Problem details. Omit every picture and output the rest of the records exactly as they are.

Raw records:
= = = =
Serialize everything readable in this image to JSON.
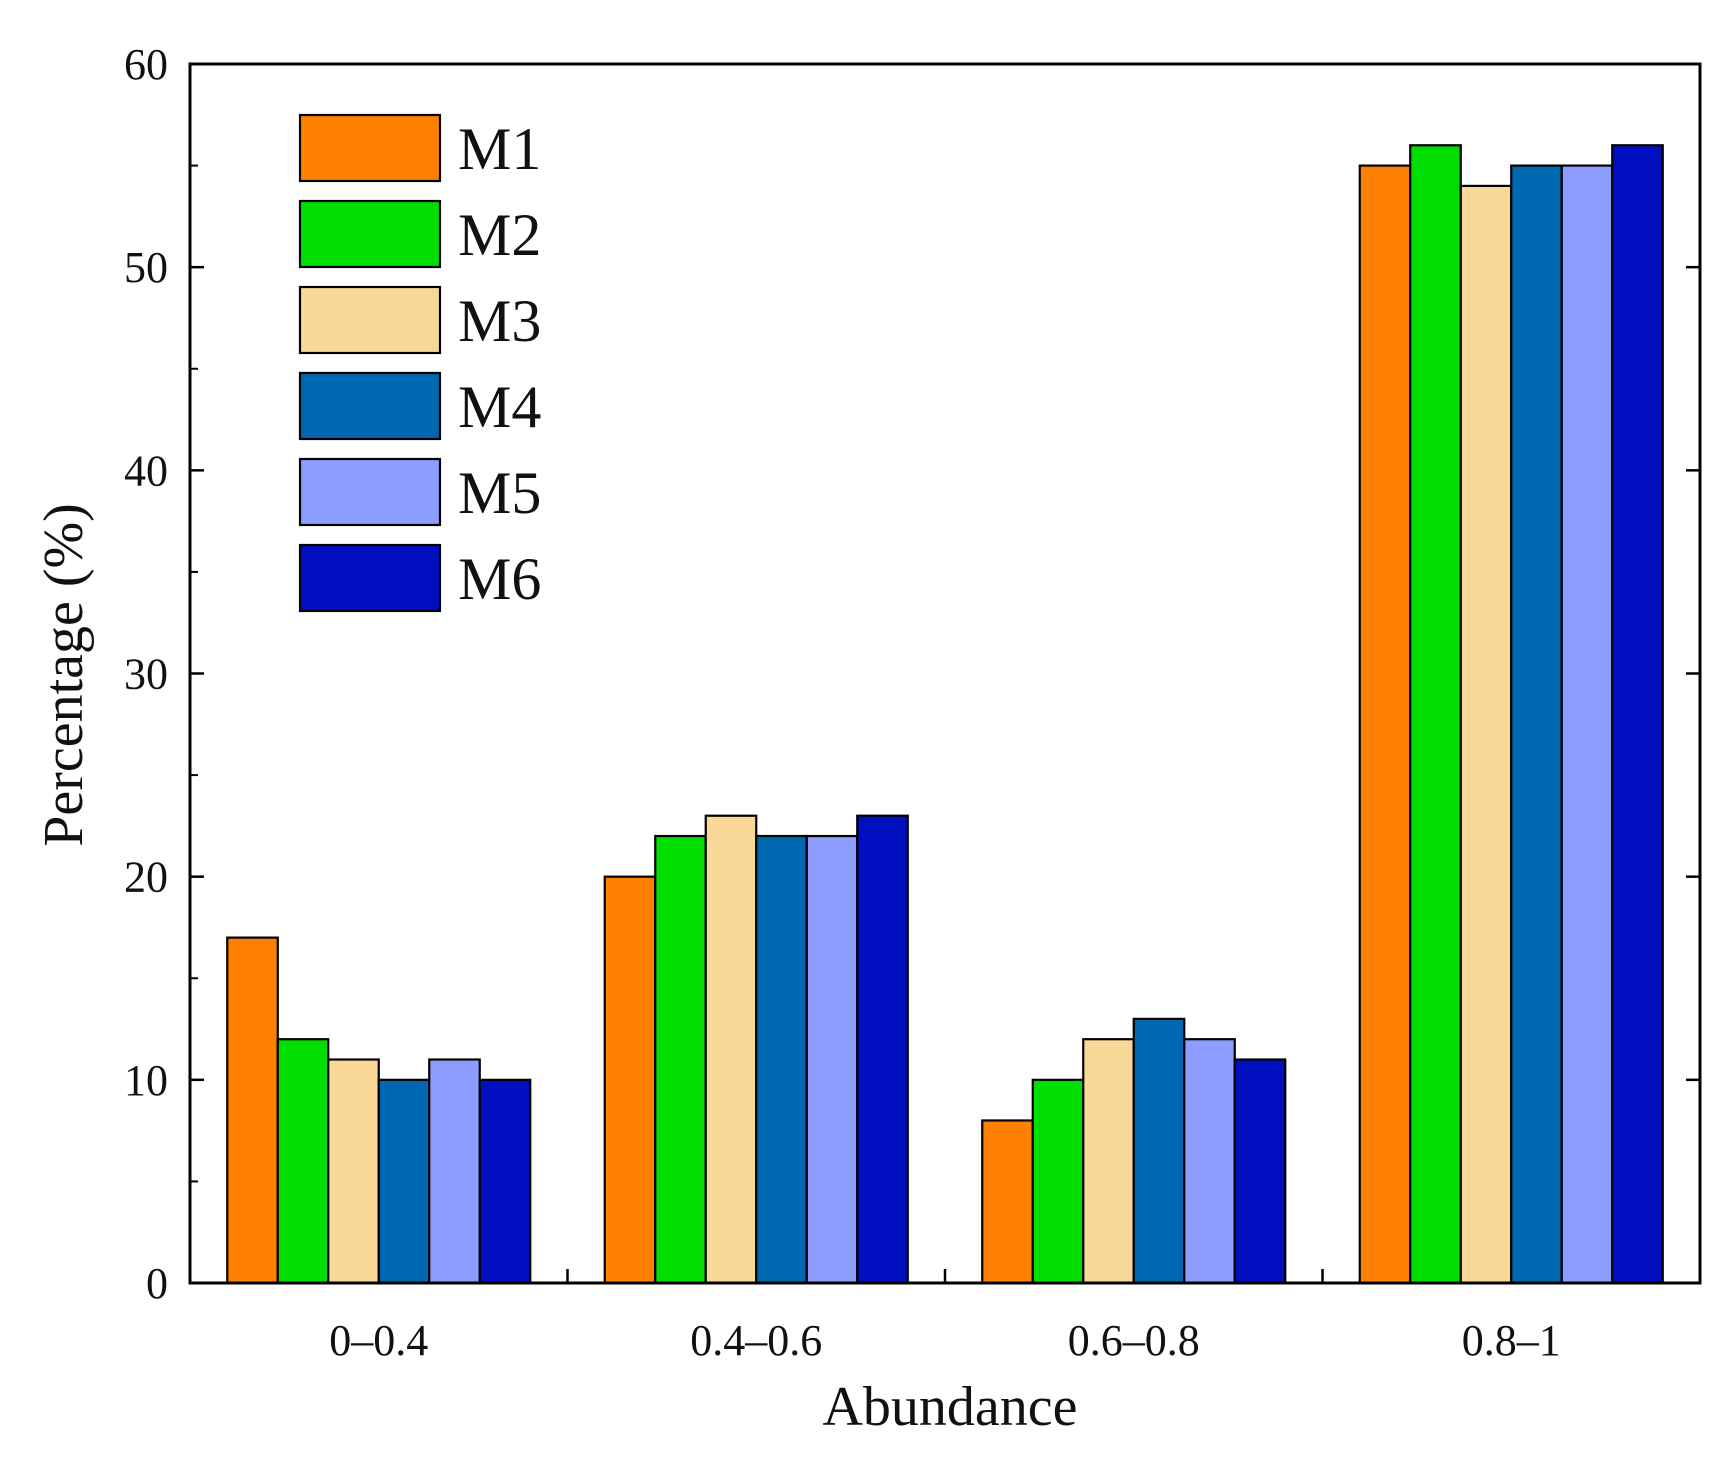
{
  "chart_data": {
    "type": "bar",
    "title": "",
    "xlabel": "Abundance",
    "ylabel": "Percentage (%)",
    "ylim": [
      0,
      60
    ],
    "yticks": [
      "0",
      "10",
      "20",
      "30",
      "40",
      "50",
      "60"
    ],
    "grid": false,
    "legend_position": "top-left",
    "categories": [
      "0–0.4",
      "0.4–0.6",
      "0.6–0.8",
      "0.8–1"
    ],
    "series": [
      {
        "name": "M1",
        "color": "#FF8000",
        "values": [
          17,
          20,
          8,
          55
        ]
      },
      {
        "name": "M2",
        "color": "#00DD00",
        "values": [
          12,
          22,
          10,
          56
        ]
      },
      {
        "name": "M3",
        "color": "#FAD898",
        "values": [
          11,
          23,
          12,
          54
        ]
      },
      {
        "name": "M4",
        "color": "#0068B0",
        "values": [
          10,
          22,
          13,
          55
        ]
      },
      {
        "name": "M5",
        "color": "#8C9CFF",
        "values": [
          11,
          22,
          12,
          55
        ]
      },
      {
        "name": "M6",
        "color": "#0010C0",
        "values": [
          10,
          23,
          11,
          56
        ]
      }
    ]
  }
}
= = = =
The output.
Serialize everything readable in this image to JSON.
{
  "chart_data": {
    "type": "bar",
    "title": "",
    "xlabel": "Abundance",
    "ylabel": "Percentage (%)",
    "ylim": [
      0,
      60
    ],
    "yticks": [
      "0",
      "10",
      "20",
      "30",
      "40",
      "50",
      "60"
    ],
    "grid": false,
    "legend_position": "top-left",
    "categories": [
      "0–0.4",
      "0.4–0.6",
      "0.6–0.8",
      "0.8–1"
    ],
    "series": [
      {
        "name": "M1",
        "color": "#FF8000",
        "values": [
          17,
          20,
          8,
          55
        ]
      },
      {
        "name": "M2",
        "color": "#00DD00",
        "values": [
          12,
          22,
          10,
          56
        ]
      },
      {
        "name": "M3",
        "color": "#FAD898",
        "values": [
          11,
          23,
          12,
          54
        ]
      },
      {
        "name": "M4",
        "color": "#0068B0",
        "values": [
          10,
          22,
          13,
          55
        ]
      },
      {
        "name": "M5",
        "color": "#8C9CFF",
        "values": [
          11,
          22,
          12,
          55
        ]
      },
      {
        "name": "M6",
        "color": "#0010C0",
        "values": [
          10,
          23,
          11,
          56
        ]
      }
    ]
  }
}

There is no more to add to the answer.